_WHAT TO WORK ON_
Transcribe exactly the stretch of lines beginning at the one containing "Read out every word on this page." and closing with the last line of the entries below. Omit images.

--- START OF TASK INPUT ---

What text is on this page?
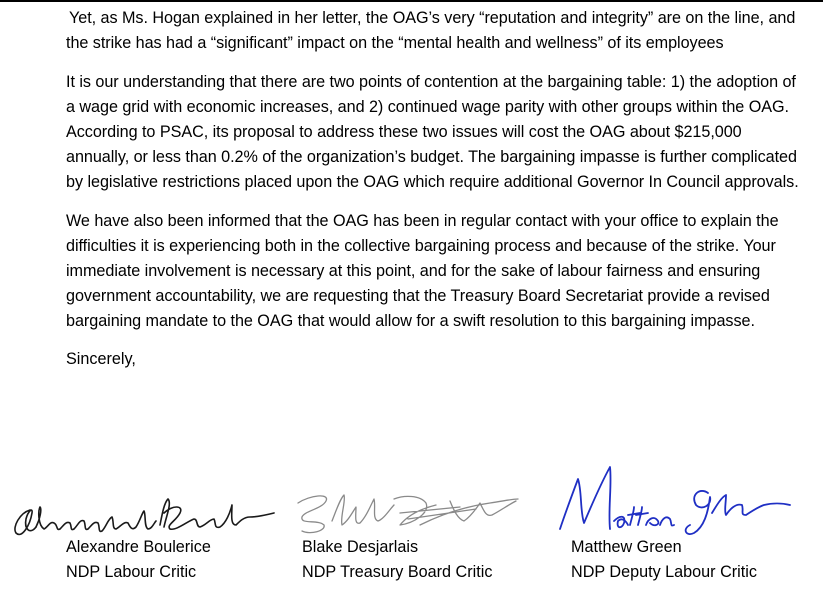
Yet, as Ms. Hogan explained in her letter, the OAG’s very “reputation and integrity” are on the line, and the strike has had a “significant” impact on the “mental health and wellness” of its employees

It is our understanding that there are two points of contention at the bargaining table: 1) the adoption of a wage grid with economic increases, and 2) continued wage parity with other groups within the OAG. According to PSAC, its proposal to address these two issues will cost the OAG about $215,000 annually, or less than 0.2% of the organization’s budget. The bargaining impasse is further complicated by legislative restrictions placed upon the OAG which require additional Governor In Council approvals.

We have also been informed that the OAG has been in regular contact with your office to explain the difficulties it is experiencing both in the collective bargaining process and because of the strike. Your immediate involvement is necessary at this point, and for the sake of labour fairness and ensuring government accountability, we are requesting that the Treasury Board Secretariat provide a revised bargaining mandate to the OAG that would allow for a swift resolution to this bargaining impasse.

Sincerely,
Alexandre Boulerice
NDP Labour Critic
Blake Desjarlais
NDP Treasury Board Critic
Matthew Green
NDP Deputy Labour Critic
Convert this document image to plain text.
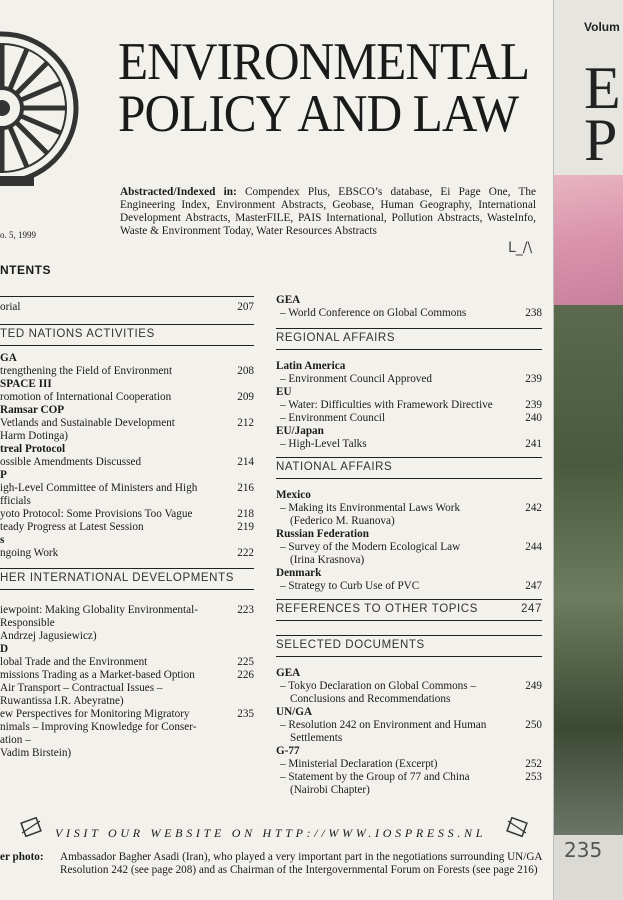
ENVIRONMENTAL
POLICY AND LAW
Abstracted/Indexed in: Compendex Plus, EBSCO’s database, Ei Page One, The Engineering Index, Environment Abstracts, Geobase, Human Geography, International Development Abstracts, MasterFILE, PAIS International, Pollution Abstracts, WasteInfo, Waste & Environment Today, Water Resources Abstracts
o. 5, 1999
NTENTS
L_/\
orial	207
TED NATIONS ACTIVITIES
GA
trengthening the Field of Environment	208
SPACE III
romotion of International Cooperation	209
Ramsar COP
Vetlands and Sustainable Development	212
Harm Dotinga)
treal Protocol
ossible Amendments Discussed	214
P
igh-Level Committee of Ministers and High	216
fficials
yoto Protocol: Some Provisions Too Vague	218
teady Progress at Latest Session	219
s
ngoing Work	222
HER INTERNATIONAL DEVELOPMENTS
iewpoint: Making Globality Environmental-	223
Responsible
Andrzej Jagusiewicz)
D
lobal Trade and the Environment	225
missions Trading as a Market-based Option	226
Air Transport – Contractual Issues –
Ruwantissa I.R. Abeyratne)
ew Perspectives for Monitoring Migratory	235
nimals – Improving Knowledge for Conser-
ation –
Vadim Birstein)
GEA
– World Conference on Global Commons	238
REGIONAL AFFAIRS
Latin America
– Environment Council Approved	239
EU
– Water: Difficulties with Framework Directive	239
– Environment Council	240
EU/Japan
– High-Level Talks	241
NATIONAL AFFAIRS
Mexico
– Making its Environmental Laws Work	242
(Federico M. Ruanova)
Russian Federation
– Survey of the Modern Ecological Law	244
(Irina Krasnova)
Denmark
– Strategy to Curb Use of PVC	247
REFERENCES TO OTHER TOPICS	247
SELECTED DOCUMENTS
GEA
– Tokyo Declaration on Global Commons –	249
Conclusions and Recommendations
UN/GA
– Resolution 242 on Environment and Human	250
Settlements
G-77
– Ministerial Declaration (Excerpt)	252
– Statement by the Group of 77 and China	253
(Nairobi Chapter)
VISIT OUR WEBSITE ON HTTP://WWW.IOSPRESS.NL
er photo: Ambassador Bagher Asadi (Iran), who played a very important part in the negotiations surrounding UN/GA Resolution 242 (see page 208) and as Chairman of the Intergovernmental Forum on Forests (see page 216)
Volum
E
P
235
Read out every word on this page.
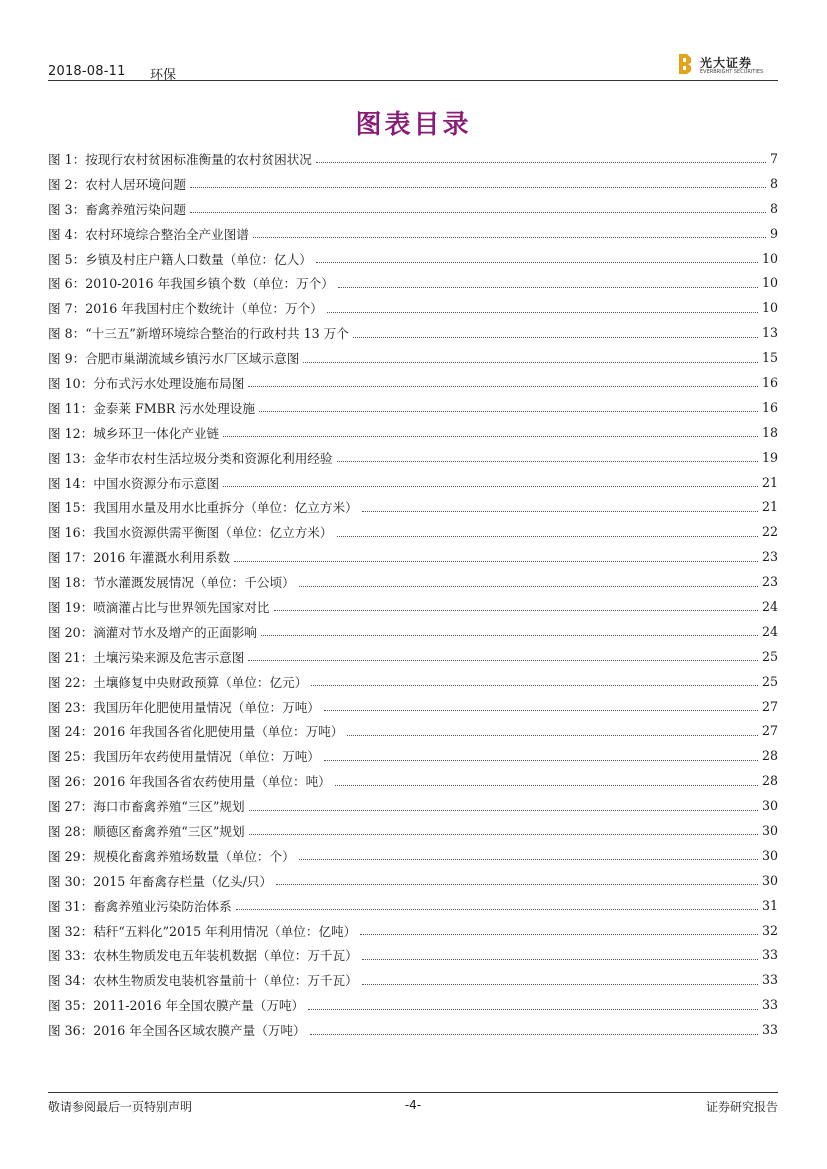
2018-08-11 环保
光大证券
EVERBRIGHT SECURITIES
图表目录
图 1：按现行农村贫困标准衡量的农村贫困状况	7
图 2：农村人居环境问题	8
图 3：畜禽养殖污染问题	8
图 4：农村环境综合整治全产业图谱	9
图 5：乡镇及村庄户籍人口数量（单位：亿人）	10
图 6：2010-2016 年我国乡镇个数（单位：万个）	10
图 7：2016 年我国村庄个数统计（单位：万个）	10
图 8：“十三五”新增环境综合整治的行政村共 13 万个	13
图 9：合肥市巢湖流域乡镇污水厂区域示意图	15
图 10：分布式污水处理设施布局图	16
图 11：金泰莱 FMBR 污水处理设施	16
图 12：城乡环卫一体化产业链	18
图 13：金华市农村生活垃圾分类和资源化利用经验	19
图 14：中国水资源分布示意图	21
图 15：我国用水量及用水比重拆分（单位：亿立方米）	21
图 16：我国水资源供需平衡图（单位：亿立方米）	22
图 17：2016 年灌溉水利用系数	23
图 18：节水灌溉发展情况（单位：千公顷）	23
图 19：喷滴灌占比与世界领先国家对比	24
图 20：滴灌对节水及增产的正面影响	24
图 21：土壤污染来源及危害示意图	25
图 22：土壤修复中央财政预算（单位：亿元）	25
图 23：我国历年化肥使用量情况（单位：万吨）	27
图 24：2016 年我国各省化肥使用量（单位：万吨）	27
图 25：我国历年农药使用量情况（单位：万吨）	28
图 26：2016 年我国各省农药使用量（单位：吨）	28
图 27：海口市畜禽养殖“三区”规划	30
图 28：顺德区畜禽养殖“三区”规划	30
图 29：规模化畜禽养殖场数量（单位：个）	30
图 30：2015 年畜禽存栏量（亿头/只）	30
图 31：畜禽养殖业污染防治体系	31
图 32：秸秆“五料化”2015 年利用情况（单位：亿吨）	32
图 33：农林生物质发电五年装机数据（单位：万千瓦）	33
图 34：农林生物质发电装机容量前十（单位：万千瓦）	33
图 35：2011-2016 年全国农膜产量（万吨）	33
图 36：2016 年全国各区域农膜产量（万吨）	33
敬请参阅最后一页特别声明	-4-	证券研究报告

--- END OF TASK INPUT ---

_OUTPUT OF THE EXERCISE_
Read out every word on this page.
2018-08-11 环保
光大证券
EVERBRIGHT SECURITIES
图表目录
图 1：按现行农村贫困标准衡量的农村贫困状况	7
图 2：农村人居环境问题	8
图 3：畜禽养殖污染问题	8
图 4：农村环境综合整治全产业图谱	9
图 5：乡镇及村庄户籍人口数量（单位：亿人）	10
图 6：2010-2016 年我国乡镇个数（单位：万个）	10
图 7：2016 年我国村庄个数统计（单位：万个）	10
图 8：“十三五”新增环境综合整治的行政村共 13 万个	13
图 9：合肥市巢湖流域乡镇污水厂区域示意图	15
图 10：分布式污水处理设施布局图	16
图 11：金泰莱 FMBR 污水处理设施	16
图 12：城乡环卫一体化产业链	18
图 13：金华市农村生活垃圾分类和资源化利用经验	19
图 14：中国水资源分布示意图	21
图 15：我国用水量及用水比重拆分（单位：亿立方米）	21
图 16：我国水资源供需平衡图（单位：亿立方米）	22
图 17：2016 年灌溉水利用系数	23
图 18：节水灌溉发展情况（单位：千公顷）	23
图 19：喷滴灌占比与世界领先国家对比	24
图 20：滴灌对节水及增产的正面影响	24
图 21：土壤污染来源及危害示意图	25
图 22：土壤修复中央财政预算（单位：亿元）	25
图 23：我国历年化肥使用量情况（单位：万吨）	27
图 24：2016 年我国各省化肥使用量（单位：万吨）	27
图 25：我国历年农药使用量情况（单位：万吨）	28
图 26：2016 年我国各省农药使用量（单位：吨）	28
图 27：海口市畜禽养殖“三区”规划	30
图 28：顺德区畜禽养殖“三区”规划	30
图 29：规模化畜禽养殖场数量（单位：个）	30
图 30：2015 年畜禽存栏量（亿头/只）	30
图 31：畜禽养殖业污染防治体系	31
图 32：秸秆“五料化”2015 年利用情况（单位：亿吨）	32
图 33：农林生物质发电五年装机数据（单位：万千瓦）	33
图 34：农林生物质发电装机容量前十（单位：万千瓦）	33
图 35：2011-2016 年全国农膜产量（万吨）	33
图 36：2016 年全国各区域农膜产量（万吨）	33
敬请参阅最后一页特别声明	-4-	证券研究报告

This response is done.